Output the material word for word. Leave each picture out.

MATERIAL PROVIDED

▽

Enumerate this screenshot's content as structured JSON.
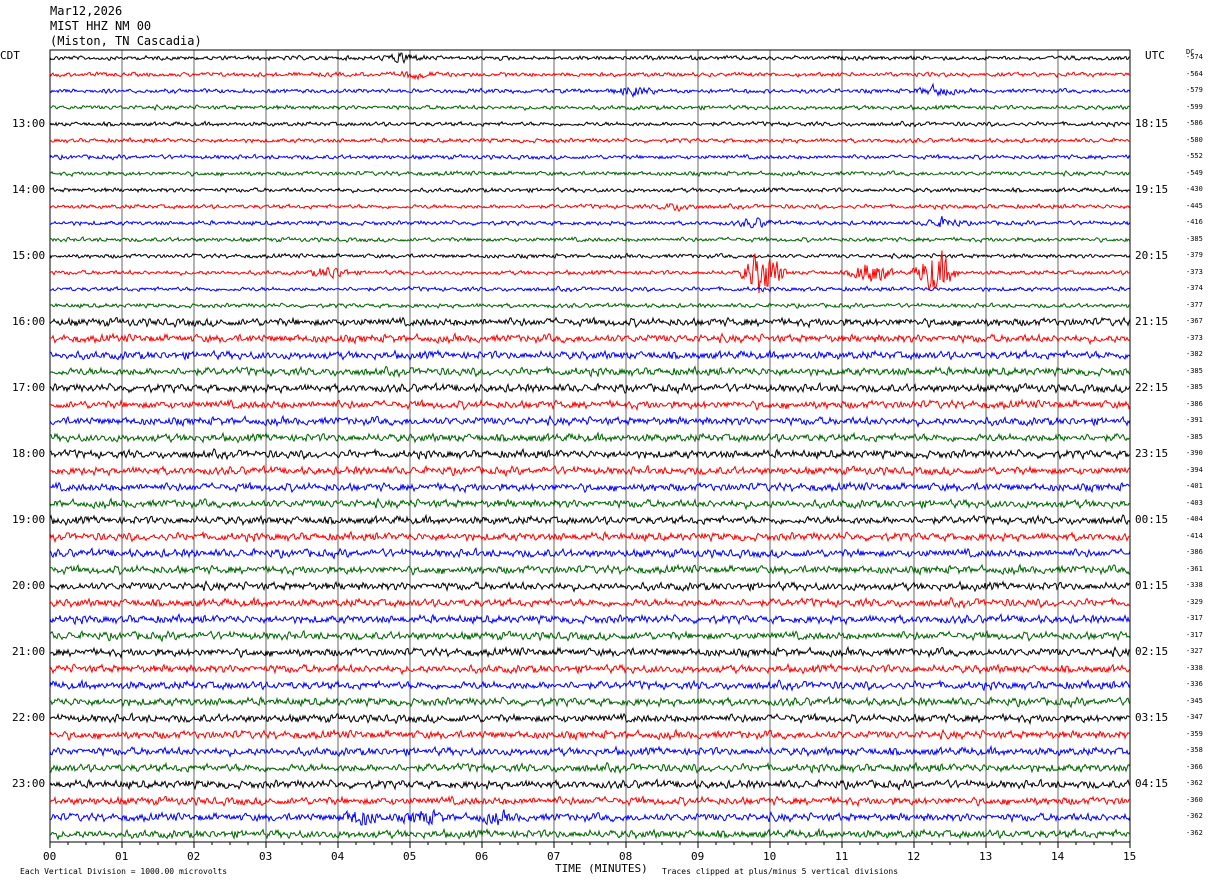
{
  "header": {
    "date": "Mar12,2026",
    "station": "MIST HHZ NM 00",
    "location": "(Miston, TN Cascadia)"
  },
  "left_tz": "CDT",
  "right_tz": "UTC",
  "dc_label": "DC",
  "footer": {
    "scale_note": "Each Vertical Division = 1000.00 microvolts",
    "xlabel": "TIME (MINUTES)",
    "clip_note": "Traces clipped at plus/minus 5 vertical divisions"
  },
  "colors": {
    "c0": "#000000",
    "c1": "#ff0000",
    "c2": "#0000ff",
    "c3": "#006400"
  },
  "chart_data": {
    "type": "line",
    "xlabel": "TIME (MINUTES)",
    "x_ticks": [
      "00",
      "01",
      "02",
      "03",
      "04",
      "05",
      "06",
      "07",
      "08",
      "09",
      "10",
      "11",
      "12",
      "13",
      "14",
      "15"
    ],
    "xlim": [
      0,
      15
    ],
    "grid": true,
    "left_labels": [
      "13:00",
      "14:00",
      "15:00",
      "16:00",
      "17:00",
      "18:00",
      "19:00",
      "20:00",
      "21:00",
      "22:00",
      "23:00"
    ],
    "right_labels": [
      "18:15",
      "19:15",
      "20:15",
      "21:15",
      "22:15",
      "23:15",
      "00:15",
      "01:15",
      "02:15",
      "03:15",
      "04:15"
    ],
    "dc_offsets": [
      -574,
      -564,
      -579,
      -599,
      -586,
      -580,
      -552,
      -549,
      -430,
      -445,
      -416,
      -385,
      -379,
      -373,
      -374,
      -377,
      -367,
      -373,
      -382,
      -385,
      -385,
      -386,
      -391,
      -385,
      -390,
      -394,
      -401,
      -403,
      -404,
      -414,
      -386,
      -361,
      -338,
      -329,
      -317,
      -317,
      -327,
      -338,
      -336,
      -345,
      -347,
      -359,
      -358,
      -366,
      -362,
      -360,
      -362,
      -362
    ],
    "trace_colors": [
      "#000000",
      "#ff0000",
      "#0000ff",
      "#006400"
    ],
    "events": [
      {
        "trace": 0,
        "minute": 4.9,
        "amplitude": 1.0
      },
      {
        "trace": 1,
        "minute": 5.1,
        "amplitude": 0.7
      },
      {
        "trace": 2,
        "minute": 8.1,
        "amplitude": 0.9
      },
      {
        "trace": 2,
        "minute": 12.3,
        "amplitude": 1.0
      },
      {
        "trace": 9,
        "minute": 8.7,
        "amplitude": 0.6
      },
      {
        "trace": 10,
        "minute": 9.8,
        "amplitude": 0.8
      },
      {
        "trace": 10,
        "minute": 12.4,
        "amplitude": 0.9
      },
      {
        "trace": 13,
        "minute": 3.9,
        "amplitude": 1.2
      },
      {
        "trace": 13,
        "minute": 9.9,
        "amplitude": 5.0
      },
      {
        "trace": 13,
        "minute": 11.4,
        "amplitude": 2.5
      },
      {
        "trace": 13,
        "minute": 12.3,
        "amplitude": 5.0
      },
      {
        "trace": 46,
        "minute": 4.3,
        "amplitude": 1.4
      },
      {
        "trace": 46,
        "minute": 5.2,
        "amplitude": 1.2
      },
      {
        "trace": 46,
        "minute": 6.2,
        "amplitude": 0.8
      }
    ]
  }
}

△

REPLY
Enumerate this screenshot's content as structured JSON.
{
  "header": {
    "date": "Mar12,2026",
    "station": "MIST HHZ NM 00",
    "location": "(Miston, TN Cascadia)"
  },
  "left_tz": "CDT",
  "right_tz": "UTC",
  "dc_label": "DC",
  "footer": {
    "scale_note": "Each Vertical Division = 1000.00 microvolts",
    "xlabel": "TIME (MINUTES)",
    "clip_note": "Traces clipped at plus/minus 5 vertical divisions"
  },
  "colors": {
    "c0": "#000000",
    "c1": "#ff0000",
    "c2": "#0000ff",
    "c3": "#006400"
  },
  "chart_data": {
    "type": "line",
    "xlabel": "TIME (MINUTES)",
    "x_ticks": [
      "00",
      "01",
      "02",
      "03",
      "04",
      "05",
      "06",
      "07",
      "08",
      "09",
      "10",
      "11",
      "12",
      "13",
      "14",
      "15"
    ],
    "xlim": [
      0,
      15
    ],
    "grid": true,
    "left_labels": [
      "13:00",
      "14:00",
      "15:00",
      "16:00",
      "17:00",
      "18:00",
      "19:00",
      "20:00",
      "21:00",
      "22:00",
      "23:00"
    ],
    "right_labels": [
      "18:15",
      "19:15",
      "20:15",
      "21:15",
      "22:15",
      "23:15",
      "00:15",
      "01:15",
      "02:15",
      "03:15",
      "04:15"
    ],
    "dc_offsets": [
      -574,
      -564,
      -579,
      -599,
      -586,
      -580,
      -552,
      -549,
      -430,
      -445,
      -416,
      -385,
      -379,
      -373,
      -374,
      -377,
      -367,
      -373,
      -382,
      -385,
      -385,
      -386,
      -391,
      -385,
      -390,
      -394,
      -401,
      -403,
      -404,
      -414,
      -386,
      -361,
      -338,
      -329,
      -317,
      -317,
      -327,
      -338,
      -336,
      -345,
      -347,
      -359,
      -358,
      -366,
      -362,
      -360,
      -362,
      -362
    ],
    "trace_colors": [
      "#000000",
      "#ff0000",
      "#0000ff",
      "#006400"
    ],
    "events": [
      {
        "trace": 0,
        "minute": 4.9,
        "amplitude": 1.0
      },
      {
        "trace": 1,
        "minute": 5.1,
        "amplitude": 0.7
      },
      {
        "trace": 2,
        "minute": 8.1,
        "amplitude": 0.9
      },
      {
        "trace": 2,
        "minute": 12.3,
        "amplitude": 1.0
      },
      {
        "trace": 9,
        "minute": 8.7,
        "amplitude": 0.6
      },
      {
        "trace": 10,
        "minute": 9.8,
        "amplitude": 0.8
      },
      {
        "trace": 10,
        "minute": 12.4,
        "amplitude": 0.9
      },
      {
        "trace": 13,
        "minute": 3.9,
        "amplitude": 1.2
      },
      {
        "trace": 13,
        "minute": 9.9,
        "amplitude": 5.0
      },
      {
        "trace": 13,
        "minute": 11.4,
        "amplitude": 2.5
      },
      {
        "trace": 13,
        "minute": 12.3,
        "amplitude": 5.0
      },
      {
        "trace": 46,
        "minute": 4.3,
        "amplitude": 1.4
      },
      {
        "trace": 46,
        "minute": 5.2,
        "amplitude": 1.2
      },
      {
        "trace": 46,
        "minute": 6.2,
        "amplitude": 0.8
      }
    ]
  }
}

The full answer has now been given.